• [What is required]: Transcribe the entries that follow exactly as they appear, minus pictures.

• [Supplied records]:
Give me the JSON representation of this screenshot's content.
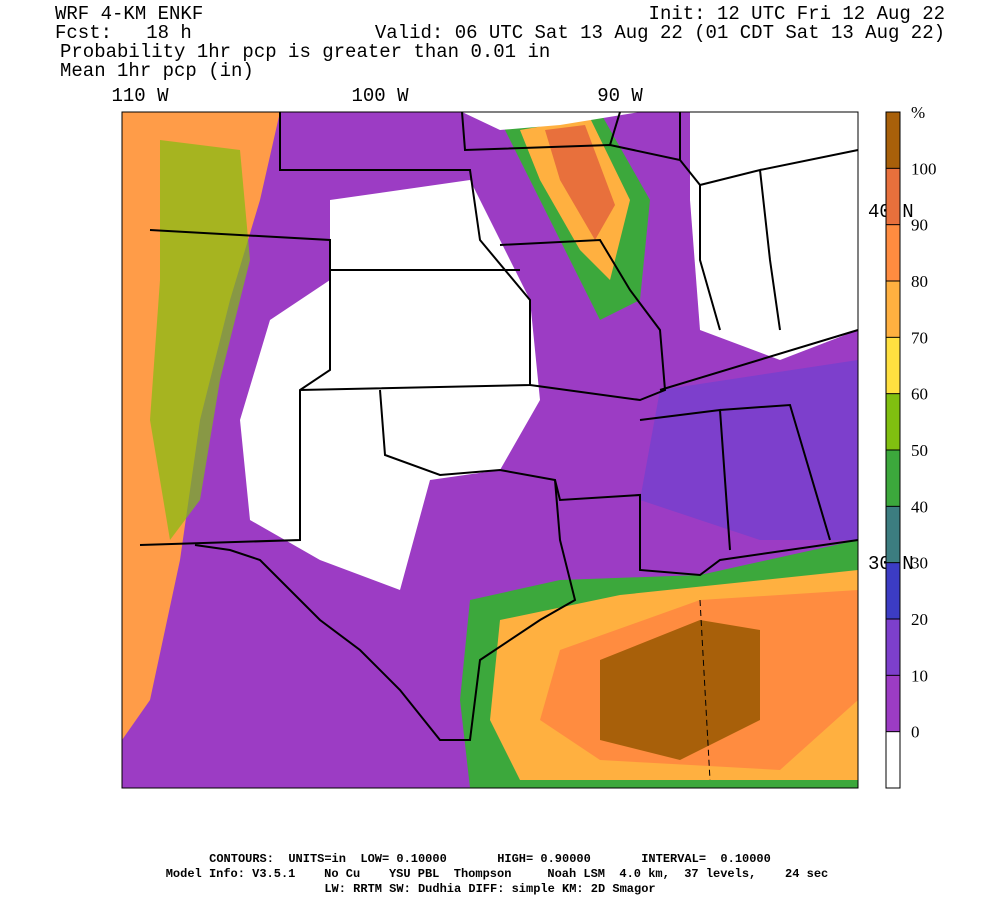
{
  "header": {
    "model": "WRF 4-KM ENKF",
    "forecast": "Fcst:   18 h",
    "init": "Init: 12 UTC Fri 12 Aug 22",
    "valid": "Valid: 06 UTC Sat 13 Aug 22 (01 CDT Sat 13 Aug 22)",
    "field1": "Probability 1hr pcp is greater than 0.01 in",
    "field2": "Mean 1hr pcp (in)"
  },
  "map": {
    "longitude_labels": [
      "110 W",
      "100 W",
      "90 W"
    ],
    "latitude_labels": [
      "40 N",
      "30 N"
    ]
  },
  "colorbar": {
    "unit": "%",
    "levels": [
      0,
      10,
      20,
      30,
      40,
      50,
      60,
      70,
      80,
      90,
      100
    ],
    "colors": [
      "#ffffff",
      "#9c3cc4",
      "#7d3fcc",
      "#3c3cc4",
      "#3c7d80",
      "#3ca83c",
      "#80bf10",
      "#ffe040",
      "#ffb040",
      "#ff8c40",
      "#e8703c",
      "#a8600a"
    ]
  },
  "footer": {
    "line1": "CONTOURS:  UNITS=in  LOW= 0.10000       HIGH= 0.90000       INTERVAL=  0.10000",
    "line2": "Model Info: V3.5.1    No Cu    YSU PBL  Thompson     Noah LSM  4.0 km,  37 levels,    24 sec",
    "line3": "LW: RRTM SW: Dudhia  DIFF: simple KM: 2D Smagor"
  }
}
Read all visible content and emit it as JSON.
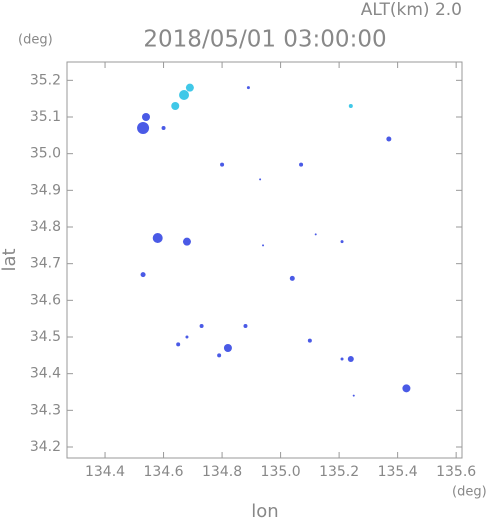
{
  "chart_data": {
    "type": "scatter",
    "title": "2018/05/01 03:00:00",
    "subtitle": "ALT(km) 2.0",
    "x_label": "lon",
    "y_label": "lat",
    "x_unit": "(deg)",
    "y_unit": "(deg)",
    "xlim": [
      134.27,
      135.62
    ],
    "ylim": [
      34.17,
      35.25
    ],
    "xticks": [
      134.4,
      134.6,
      134.8,
      {
        "value": 135,
        "label": "135.0"
      },
      135.2,
      135.4,
      135.6
    ],
    "yticks": [
      34.2,
      34.3,
      34.4,
      34.5,
      34.6,
      34.7,
      34.8,
      34.9,
      {
        "value": 35,
        "label": "35.0"
      },
      35.1,
      35.2
    ],
    "series": [
      {
        "color": "#4a5ae6",
        "x": [
          134.53,
          134.54,
          134.6,
          134.89,
          135.37,
          134.8,
          135.07,
          134.93,
          134.58,
          134.68,
          134.53,
          134.94,
          135.12,
          135.21,
          135.04,
          134.73,
          134.68,
          134.65,
          134.88,
          134.82,
          134.79,
          135.1,
          135.21,
          135.24,
          135.43,
          135.25
        ],
        "values": [
          35.07,
          35.1,
          35.07,
          35.18,
          35.04,
          34.97,
          34.97,
          34.93,
          34.77,
          34.76,
          34.67,
          34.75,
          34.78,
          34.76,
          34.66,
          34.53,
          34.5,
          34.48,
          34.53,
          34.47,
          34.45,
          34.49,
          34.44,
          34.44,
          34.36,
          34.34
        ]
      },
      {
        "color": "#40c8e8",
        "x": [
          134.64,
          134.67,
          134.69,
          135.24
        ],
        "values": [
          35.13,
          35.16,
          35.18,
          35.13
        ]
      }
    ],
    "sizes": [
      [
        6,
        4,
        2,
        1.5,
        2.5,
        2,
        2,
        1,
        5,
        4,
        2.5,
        1,
        1,
        1.5,
        2.5,
        2,
        1.5,
        2,
        2,
        4,
        2,
        2,
        1.5,
        3,
        4,
        1
      ],
      [
        4,
        5,
        4,
        2
      ]
    ]
  }
}
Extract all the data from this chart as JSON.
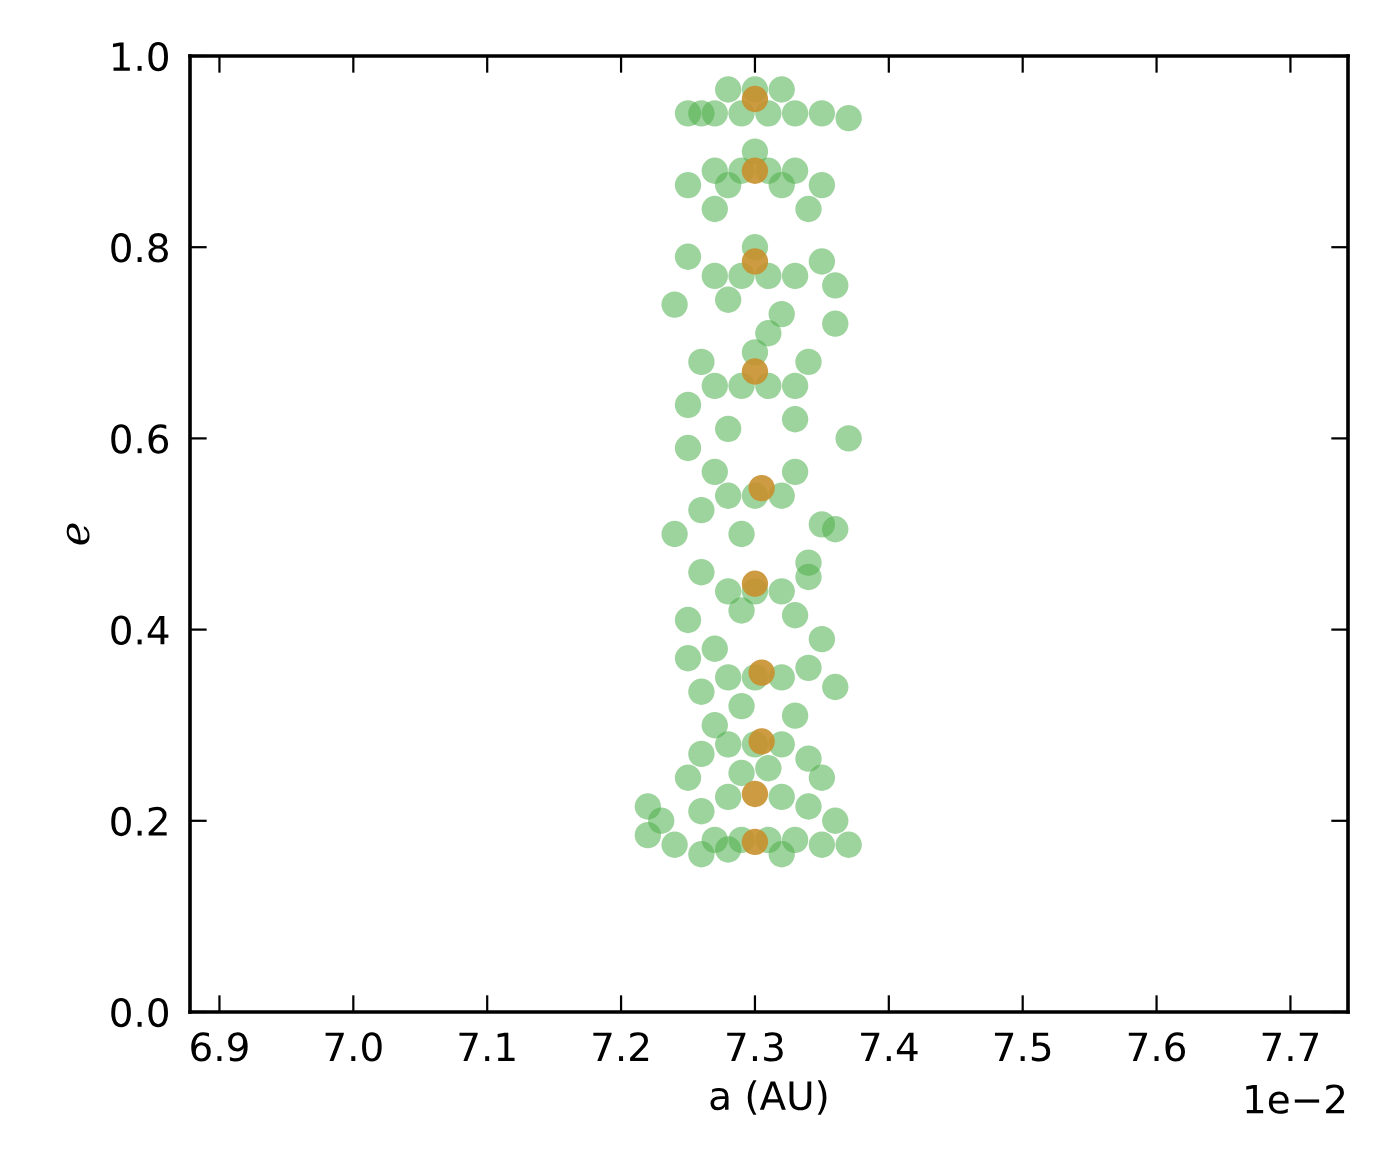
{
  "chart_data": {
    "type": "scatter",
    "xlabel": "a (AU)",
    "ylabel": "e",
    "xlim": [
      6.878,
      7.743
    ],
    "ylim": [
      0.0,
      1.0
    ],
    "xticks": [
      6.9,
      {
        "value": 7.0,
        "label": "7.0"
      },
      7.1,
      7.2,
      7.3,
      7.4,
      7.5,
      7.6,
      7.7
    ],
    "yticks": [
      {
        "value": 0.0,
        "label": "0.0"
      },
      0.2,
      0.4,
      0.6,
      0.8,
      {
        "value": 1.0,
        "label": "1.0"
      }
    ],
    "annotations": [
      "1e−2"
    ],
    "grid": false,
    "marker": "circle",
    "series": [
      {
        "color": "#4daf4a",
        "x": [
          7.25,
          7.27,
          7.29,
          7.31,
          7.33,
          7.35,
          7.37,
          7.28,
          7.3,
          7.32,
          7.26,
          7.27,
          7.29,
          7.31,
          7.33,
          7.25,
          7.28,
          7.32,
          7.35,
          7.3,
          7.34,
          7.27,
          7.27,
          7.29,
          7.31,
          7.33,
          7.3,
          7.25,
          7.35,
          7.28,
          7.32,
          7.24,
          7.36,
          7.31,
          7.27,
          7.29,
          7.31,
          7.33,
          7.3,
          7.26,
          7.34,
          7.25,
          7.36,
          7.37,
          7.28,
          7.33,
          7.28,
          7.3,
          7.32,
          7.27,
          7.33,
          7.25,
          7.35,
          7.26,
          7.24,
          7.36,
          7.29,
          7.34,
          7.28,
          7.3,
          7.32,
          7.26,
          7.34,
          7.25,
          7.33,
          7.29,
          7.27,
          7.35,
          7.28,
          7.3,
          7.32,
          7.26,
          7.34,
          7.25,
          7.36,
          7.29,
          7.33,
          7.27,
          7.28,
          7.3,
          7.32,
          7.26,
          7.34,
          7.25,
          7.35,
          7.29,
          7.31,
          7.28,
          7.3,
          7.32,
          7.26,
          7.34,
          7.23,
          7.36,
          7.22,
          7.24,
          7.27,
          7.29,
          7.31,
          7.33,
          7.26,
          7.35,
          7.37,
          7.28,
          7.32,
          7.22
        ],
        "values": [
          0.94,
          0.94,
          0.94,
          0.94,
          0.94,
          0.94,
          0.935,
          0.965,
          0.965,
          0.965,
          0.94,
          0.88,
          0.88,
          0.88,
          0.88,
          0.865,
          0.865,
          0.865,
          0.865,
          0.9,
          0.84,
          0.84,
          0.77,
          0.77,
          0.77,
          0.77,
          0.8,
          0.79,
          0.785,
          0.745,
          0.73,
          0.74,
          0.76,
          0.71,
          0.655,
          0.655,
          0.655,
          0.655,
          0.69,
          0.68,
          0.68,
          0.635,
          0.72,
          0.6,
          0.61,
          0.62,
          0.54,
          0.54,
          0.54,
          0.565,
          0.565,
          0.59,
          0.51,
          0.525,
          0.5,
          0.505,
          0.5,
          0.47,
          0.44,
          0.44,
          0.44,
          0.46,
          0.455,
          0.41,
          0.415,
          0.42,
          0.38,
          0.39,
          0.35,
          0.35,
          0.35,
          0.335,
          0.36,
          0.37,
          0.34,
          0.32,
          0.31,
          0.3,
          0.28,
          0.28,
          0.28,
          0.27,
          0.265,
          0.245,
          0.245,
          0.25,
          0.255,
          0.225,
          null,
          0.225,
          0.21,
          0.215,
          0.2,
          0.2,
          0.185,
          0.175,
          0.18,
          0.18,
          0.18,
          0.18,
          0.165,
          0.175,
          0.175,
          0.17,
          0.165,
          0.215
        ]
      },
      {
        "color": "#c8902c",
        "x": [
          7.3,
          7.3,
          7.3,
          7.3,
          7.305,
          7.3,
          7.305,
          7.305,
          7.3,
          7.3
        ],
        "values": [
          0.955,
          0.88,
          0.785,
          0.67,
          0.548,
          0.448,
          0.355,
          0.283,
          0.228,
          0.178
        ]
      }
    ]
  }
}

• [Result of this task]:
Give me the JSON representation of this screenshot's content.
{
  "header": {
    "model": "WRF 4-KM ENKF",
    "forecast": "Fcst:   18 h",
    "init": "Init: 12 UTC Fri 12 Aug 22",
    "valid": "Valid: 06 UTC Sat 13 Aug 22 (01 CDT Sat 13 Aug 22)",
    "field1": "Probability 1hr pcp is greater than 0.01 in",
    "field2": "Mean 1hr pcp (in)"
  },
  "map": {
    "longitude_labels": [
      "110 W",
      "100 W",
      "90 W"
    ],
    "latitude_labels": [
      "40 N",
      "30 N"
    ]
  },
  "colorbar": {
    "unit": "%",
    "levels": [
      0,
      10,
      20,
      30,
      40,
      50,
      60,
      70,
      80,
      90,
      100
    ],
    "colors": [
      "#ffffff",
      "#9c3cc4",
      "#7d3fcc",
      "#3c3cc4",
      "#3c7d80",
      "#3ca83c",
      "#80bf10",
      "#ffe040",
      "#ffb040",
      "#ff8c40",
      "#e8703c",
      "#a8600a"
    ]
  },
  "footer": {
    "line1": "CONTOURS:  UNITS=in  LOW= 0.10000       HIGH= 0.90000       INTERVAL=  0.10000",
    "line2": "Model Info: V3.5.1    No Cu    YSU PBL  Thompson     Noah LSM  4.0 km,  37 levels,    24 sec",
    "line3": "LW: RRTM SW: Dudhia  DIFF: simple KM: 2D Smagor"
  }
}
Read all visible content and emit it as JSON.
{
  "chart_data": {
    "type": "scatter",
    "title": "2018/05/01 03:00:00",
    "subtitle": "ALT(km) 2.0",
    "x_label": "lon",
    "y_label": "lat",
    "x_unit": "(deg)",
    "y_unit": "(deg)",
    "xlim": [
      134.27,
      135.62
    ],
    "ylim": [
      34.17,
      35.25
    ],
    "xticks": [
      134.4,
      134.6,
      134.8,
      {
        "value": 135,
        "label": "135.0"
      },
      135.2,
      135.4,
      135.6
    ],
    "yticks": [
      34.2,
      34.3,
      34.4,
      34.5,
      34.6,
      34.7,
      34.8,
      34.9,
      {
        "value": 35,
        "label": "35.0"
      },
      35.1,
      35.2
    ],
    "series": [
      {
        "color": "#4a5ae6",
        "x": [
          134.53,
          134.54,
          134.6,
          134.89,
          135.37,
          134.8,
          135.07,
          134.93,
          134.58,
          134.68,
          134.53,
          134.94,
          135.12,
          135.21,
          135.04,
          134.73,
          134.68,
          134.65,
          134.88,
          134.82,
          134.79,
          135.1,
          135.21,
          135.24,
          135.43,
          135.25
        ],
        "values": [
          35.07,
          35.1,
          35.07,
          35.18,
          35.04,
          34.97,
          34.97,
          34.93,
          34.77,
          34.76,
          34.67,
          34.75,
          34.78,
          34.76,
          34.66,
          34.53,
          34.5,
          34.48,
          34.53,
          34.47,
          34.45,
          34.49,
          34.44,
          34.44,
          34.36,
          34.34
        ]
      },
      {
        "color": "#40c8e8",
        "x": [
          134.64,
          134.67,
          134.69,
          135.24
        ],
        "values": [
          35.13,
          35.16,
          35.18,
          35.13
        ]
      }
    ],
    "sizes": [
      [
        6,
        4,
        2,
        1.5,
        2.5,
        2,
        2,
        1,
        5,
        4,
        2.5,
        1,
        1,
        1.5,
        2.5,
        2,
        1.5,
        2,
        2,
        4,
        2,
        2,
        1.5,
        3,
        4,
        1
      ],
      [
        4,
        5,
        4,
        2
      ]
    ]
  }
}
Extract all the data from this chart as JSON.
{
  "chart_data": {
    "type": "scatter",
    "xlabel": "a (AU)",
    "ylabel": "e",
    "xlim": [
      6.878,
      7.743
    ],
    "ylim": [
      0.0,
      1.0
    ],
    "xticks": [
      6.9,
      {
        "value": 7.0,
        "label": "7.0"
      },
      7.1,
      7.2,
      7.3,
      7.4,
      7.5,
      7.6,
      7.7
    ],
    "yticks": [
      {
        "value": 0.0,
        "label": "0.0"
      },
      0.2,
      0.4,
      0.6,
      0.8,
      {
        "value": 1.0,
        "label": "1.0"
      }
    ],
    "annotations": [
      "1e−2"
    ],
    "grid": false,
    "marker": "circle",
    "series": [
      {
        "color": "#4daf4a",
        "x": [
          7.25,
          7.27,
          7.29,
          7.31,
          7.33,
          7.35,
          7.37,
          7.28,
          7.3,
          7.32,
          7.26,
          7.27,
          7.29,
          7.31,
          7.33,
          7.25,
          7.28,
          7.32,
          7.35,
          7.3,
          7.34,
          7.27,
          7.27,
          7.29,
          7.31,
          7.33,
          7.3,
          7.25,
          7.35,
          7.28,
          7.32,
          7.24,
          7.36,
          7.31,
          7.27,
          7.29,
          7.31,
          7.33,
          7.3,
          7.26,
          7.34,
          7.25,
          7.36,
          7.37,
          7.28,
          7.33,
          7.28,
          7.3,
          7.32,
          7.27,
          7.33,
          7.25,
          7.35,
          7.26,
          7.24,
          7.36,
          7.29,
          7.34,
          7.28,
          7.3,
          7.32,
          7.26,
          7.34,
          7.25,
          7.33,
          7.29,
          7.27,
          7.35,
          7.28,
          7.3,
          7.32,
          7.26,
          7.34,
          7.25,
          7.36,
          7.29,
          7.33,
          7.27,
          7.28,
          7.3,
          7.32,
          7.26,
          7.34,
          7.25,
          7.35,
          7.29,
          7.31,
          7.28,
          7.3,
          7.32,
          7.26,
          7.34,
          7.23,
          7.36,
          7.22,
          7.24,
          7.27,
          7.29,
          7.31,
          7.33,
          7.26,
          7.35,
          7.37,
          7.28,
          7.32,
          7.22
        ],
        "values": [
          0.94,
          0.94,
          0.94,
          0.94,
          0.94,
          0.94,
          0.935,
          0.965,
          0.965,
          0.965,
          0.94,
          0.88,
          0.88,
          0.88,
          0.88,
          0.865,
          0.865,
          0.865,
          0.865,
          0.9,
          0.84,
          0.84,
          0.77,
          0.77,
          0.77,
          0.77,
          0.8,
          0.79,
          0.785,
          0.745,
          0.73,
          0.74,
          0.76,
          0.71,
          0.655,
          0.655,
          0.655,
          0.655,
          0.69,
          0.68,
          0.68,
          0.635,
          0.72,
          0.6,
          0.61,
          0.62,
          0.54,
          0.54,
          0.54,
          0.565,
          0.565,
          0.59,
          0.51,
          0.525,
          0.5,
          0.505,
          0.5,
          0.47,
          0.44,
          0.44,
          0.44,
          0.46,
          0.455,
          0.41,
          0.415,
          0.42,
          0.38,
          0.39,
          0.35,
          0.35,
          0.35,
          0.335,
          0.36,
          0.37,
          0.34,
          0.32,
          0.31,
          0.3,
          0.28,
          0.28,
          0.28,
          0.27,
          0.265,
          0.245,
          0.245,
          0.25,
          0.255,
          0.225,
          null,
          0.225,
          0.21,
          0.215,
          0.2,
          0.2,
          0.185,
          0.175,
          0.18,
          0.18,
          0.18,
          0.18,
          0.165,
          0.175,
          0.175,
          0.17,
          0.165,
          0.215
        ]
      },
      {
        "color": "#c8902c",
        "x": [
          7.3,
          7.3,
          7.3,
          7.3,
          7.305,
          7.3,
          7.305,
          7.305,
          7.3,
          7.3
        ],
        "values": [
          0.955,
          0.88,
          0.785,
          0.67,
          0.548,
          0.448,
          0.355,
          0.283,
          0.228,
          0.178
        ]
      }
    ]
  }
}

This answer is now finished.